Stated problem: Read the records below and copy each line that contains "每个人都有影响力".

(Saved data entries)
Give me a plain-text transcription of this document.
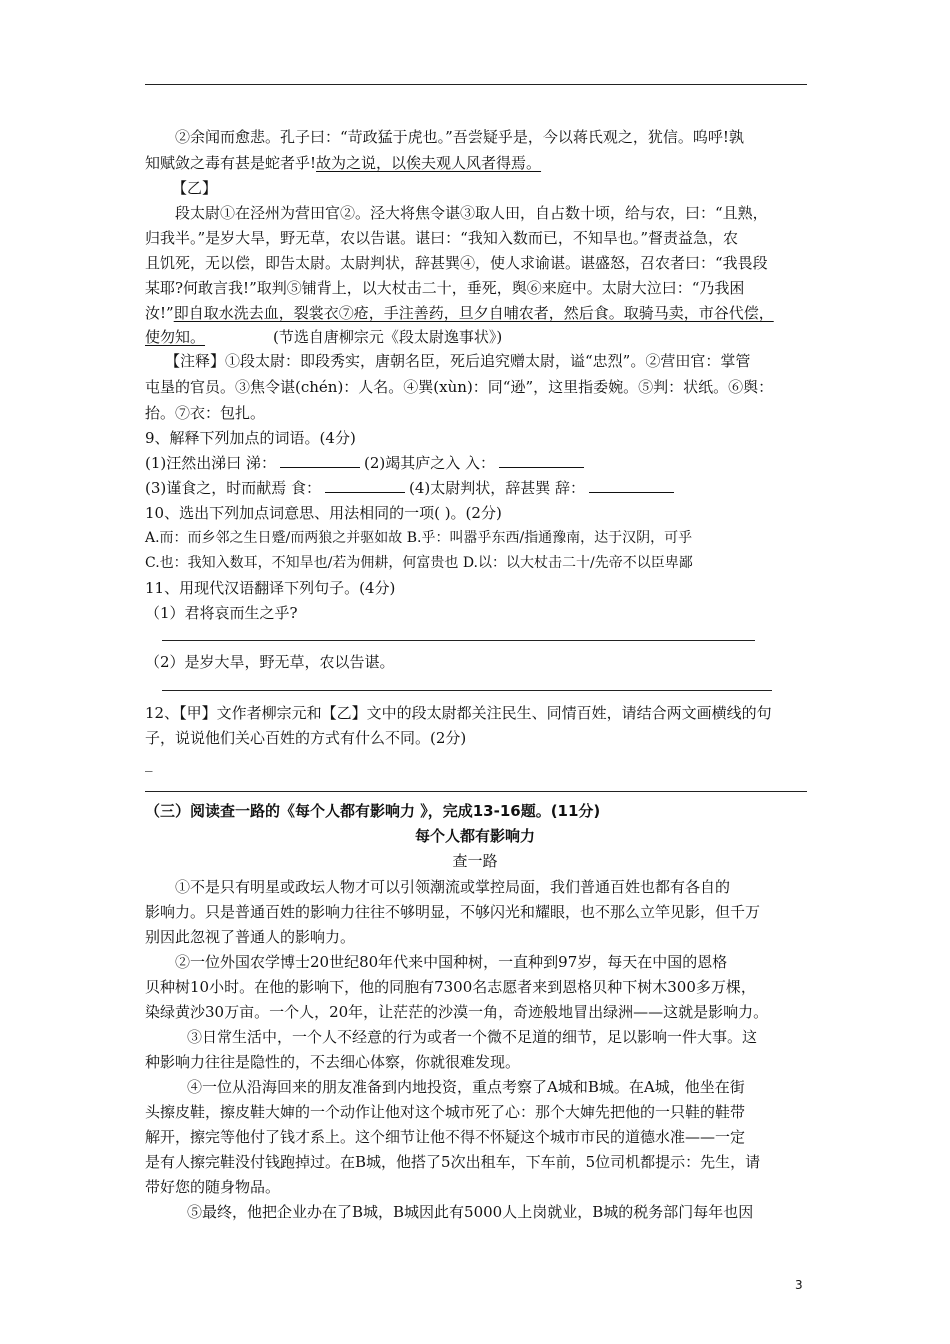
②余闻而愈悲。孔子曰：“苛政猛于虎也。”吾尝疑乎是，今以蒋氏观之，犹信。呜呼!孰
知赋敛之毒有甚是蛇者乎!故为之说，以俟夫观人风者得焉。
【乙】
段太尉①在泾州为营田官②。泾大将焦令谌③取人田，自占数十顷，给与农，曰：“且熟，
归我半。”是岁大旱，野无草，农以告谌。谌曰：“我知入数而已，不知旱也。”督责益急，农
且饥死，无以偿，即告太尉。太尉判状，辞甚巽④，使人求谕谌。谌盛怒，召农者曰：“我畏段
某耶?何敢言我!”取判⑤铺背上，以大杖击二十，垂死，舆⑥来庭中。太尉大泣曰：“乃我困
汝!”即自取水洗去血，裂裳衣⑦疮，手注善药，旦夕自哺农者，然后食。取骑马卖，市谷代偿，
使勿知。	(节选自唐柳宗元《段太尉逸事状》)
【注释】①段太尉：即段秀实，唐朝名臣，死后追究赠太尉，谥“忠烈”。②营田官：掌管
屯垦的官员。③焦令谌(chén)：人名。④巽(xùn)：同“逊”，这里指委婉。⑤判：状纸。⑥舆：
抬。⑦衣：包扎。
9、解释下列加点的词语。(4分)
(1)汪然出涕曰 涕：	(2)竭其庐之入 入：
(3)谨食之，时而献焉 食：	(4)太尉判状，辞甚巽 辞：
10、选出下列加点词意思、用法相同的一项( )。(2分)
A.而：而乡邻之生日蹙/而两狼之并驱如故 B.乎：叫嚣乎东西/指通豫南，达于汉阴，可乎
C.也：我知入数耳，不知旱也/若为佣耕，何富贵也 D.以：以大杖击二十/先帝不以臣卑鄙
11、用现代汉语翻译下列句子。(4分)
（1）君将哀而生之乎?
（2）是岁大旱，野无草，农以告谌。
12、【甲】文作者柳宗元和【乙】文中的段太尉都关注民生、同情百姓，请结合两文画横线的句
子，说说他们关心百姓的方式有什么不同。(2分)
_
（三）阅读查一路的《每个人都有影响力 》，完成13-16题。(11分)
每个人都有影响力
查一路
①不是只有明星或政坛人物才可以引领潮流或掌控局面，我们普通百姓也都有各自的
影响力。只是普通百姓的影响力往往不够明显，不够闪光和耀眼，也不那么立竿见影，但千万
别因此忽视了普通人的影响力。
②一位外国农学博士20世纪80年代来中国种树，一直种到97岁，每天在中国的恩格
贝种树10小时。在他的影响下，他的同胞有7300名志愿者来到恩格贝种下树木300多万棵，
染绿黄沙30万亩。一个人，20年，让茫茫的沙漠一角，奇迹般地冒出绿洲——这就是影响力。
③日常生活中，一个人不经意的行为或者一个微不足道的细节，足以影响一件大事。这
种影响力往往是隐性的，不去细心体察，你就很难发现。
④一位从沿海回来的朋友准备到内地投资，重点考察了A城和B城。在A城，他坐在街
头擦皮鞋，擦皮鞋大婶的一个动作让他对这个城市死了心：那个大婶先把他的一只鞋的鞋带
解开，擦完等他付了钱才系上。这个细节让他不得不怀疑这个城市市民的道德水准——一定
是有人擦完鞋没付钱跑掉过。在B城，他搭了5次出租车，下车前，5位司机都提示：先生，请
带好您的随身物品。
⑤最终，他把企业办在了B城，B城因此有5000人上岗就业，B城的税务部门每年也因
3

==

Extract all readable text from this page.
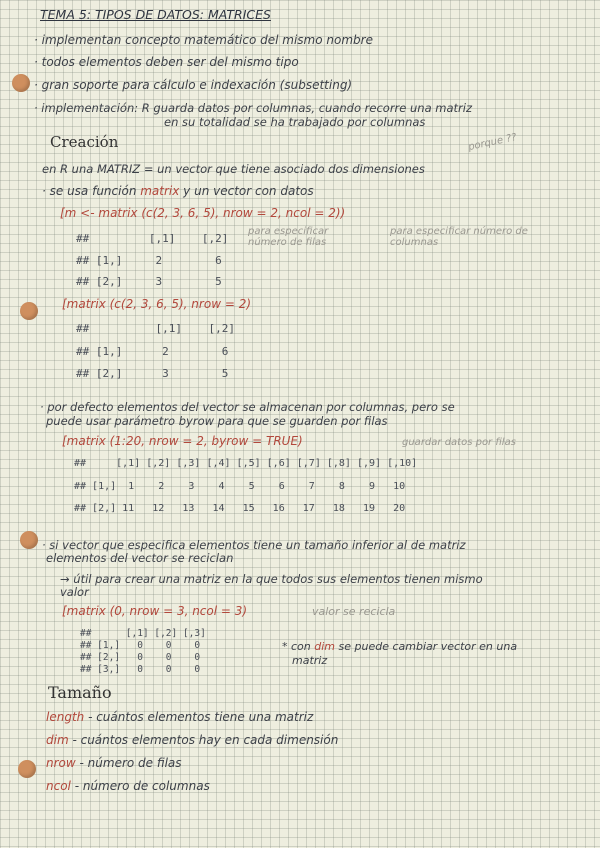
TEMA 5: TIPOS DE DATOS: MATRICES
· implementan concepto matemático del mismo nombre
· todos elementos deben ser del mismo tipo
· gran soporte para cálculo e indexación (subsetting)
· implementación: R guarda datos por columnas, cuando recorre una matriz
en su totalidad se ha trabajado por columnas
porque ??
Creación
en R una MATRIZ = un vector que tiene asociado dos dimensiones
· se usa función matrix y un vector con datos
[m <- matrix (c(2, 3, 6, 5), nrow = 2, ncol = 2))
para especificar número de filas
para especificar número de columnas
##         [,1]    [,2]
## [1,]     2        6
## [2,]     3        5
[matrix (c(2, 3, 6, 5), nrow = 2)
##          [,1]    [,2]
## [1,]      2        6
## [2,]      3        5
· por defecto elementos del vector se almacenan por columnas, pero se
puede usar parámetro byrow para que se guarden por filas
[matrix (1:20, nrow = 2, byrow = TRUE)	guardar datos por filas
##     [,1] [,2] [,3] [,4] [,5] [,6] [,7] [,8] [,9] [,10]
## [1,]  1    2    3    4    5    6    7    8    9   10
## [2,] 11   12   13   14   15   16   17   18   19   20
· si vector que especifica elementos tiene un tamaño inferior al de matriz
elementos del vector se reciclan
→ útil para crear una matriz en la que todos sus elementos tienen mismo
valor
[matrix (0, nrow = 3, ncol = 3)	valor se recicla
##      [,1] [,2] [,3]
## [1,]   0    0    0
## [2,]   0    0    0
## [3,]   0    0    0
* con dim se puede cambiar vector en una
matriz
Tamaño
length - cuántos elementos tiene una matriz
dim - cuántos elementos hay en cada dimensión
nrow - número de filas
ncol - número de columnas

==

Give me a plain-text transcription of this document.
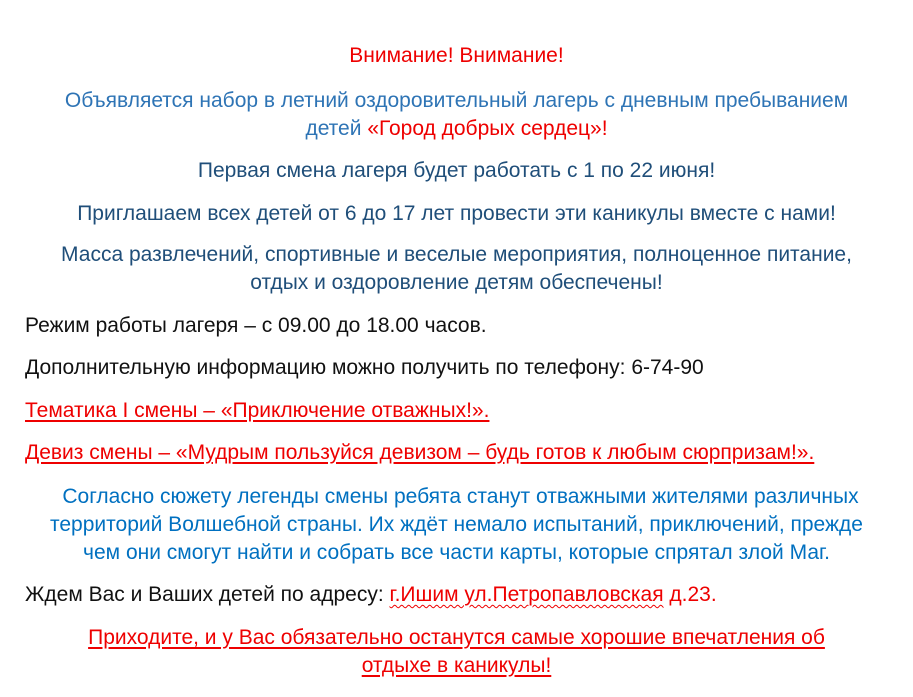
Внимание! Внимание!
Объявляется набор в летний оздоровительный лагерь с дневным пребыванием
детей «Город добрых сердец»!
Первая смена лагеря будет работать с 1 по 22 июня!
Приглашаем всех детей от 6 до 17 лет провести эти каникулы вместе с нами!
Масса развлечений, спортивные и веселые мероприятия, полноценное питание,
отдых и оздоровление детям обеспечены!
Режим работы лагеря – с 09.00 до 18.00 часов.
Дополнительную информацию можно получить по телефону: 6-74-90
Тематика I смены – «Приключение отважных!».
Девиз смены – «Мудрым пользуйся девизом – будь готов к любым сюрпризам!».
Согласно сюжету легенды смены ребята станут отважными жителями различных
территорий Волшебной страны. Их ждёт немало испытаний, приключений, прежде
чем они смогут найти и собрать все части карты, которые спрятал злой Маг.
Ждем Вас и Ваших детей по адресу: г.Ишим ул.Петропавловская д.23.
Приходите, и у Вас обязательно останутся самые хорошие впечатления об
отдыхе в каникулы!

Exercise output:
（三）阅读查一路的《每个人都有影响力 》，完成13-16题。(11分)
每个人都有影响力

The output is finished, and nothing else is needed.